SET PROBLEM:
Only the number is wanted: count the lines that contain "data".

---------------

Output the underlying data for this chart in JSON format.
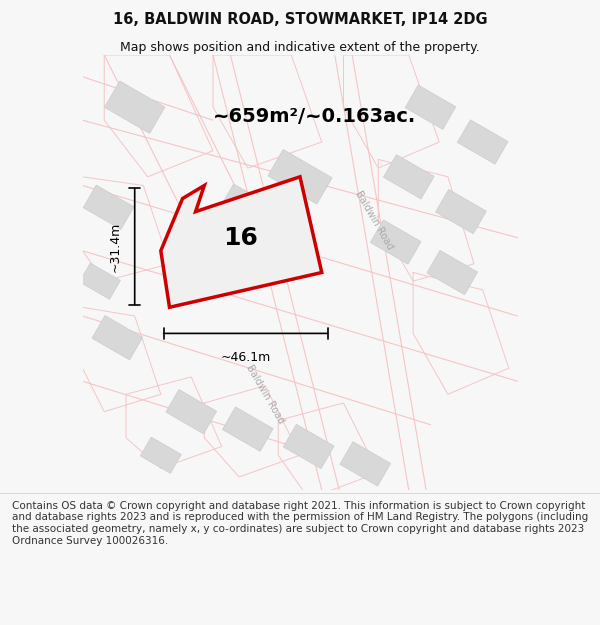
{
  "title_line1": "16, BALDWIN ROAD, STOWMARKET, IP14 2DG",
  "title_line2": "Map shows position and indicative extent of the property.",
  "area_text": "~659m²/~0.163ac.",
  "label_number": "16",
  "dim_width": "~46.1m",
  "dim_height": "~31.4m",
  "footer_text": "Contains OS data © Crown copyright and database right 2021. This information is subject to Crown copyright and database rights 2023 and is reproduced with the permission of HM Land Registry. The polygons (including the associated geometry, namely x, y co-ordinates) are subject to Crown copyright and database rights 2023 Ordnance Survey 100026316.",
  "bg_color": "#f7f7f7",
  "map_bg": "#ffffff",
  "road_color": "#f5c5c5",
  "building_fill": "#d8d8d8",
  "building_edge": "#cccccc",
  "highlight_fill": "#f0f0f0",
  "highlight_edge": "#cc0000",
  "street_label_color": "#aaaaaa",
  "title_color": "#111111",
  "annotation_color": "#111111"
}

---------------

ANSWER TO THE TASK:
2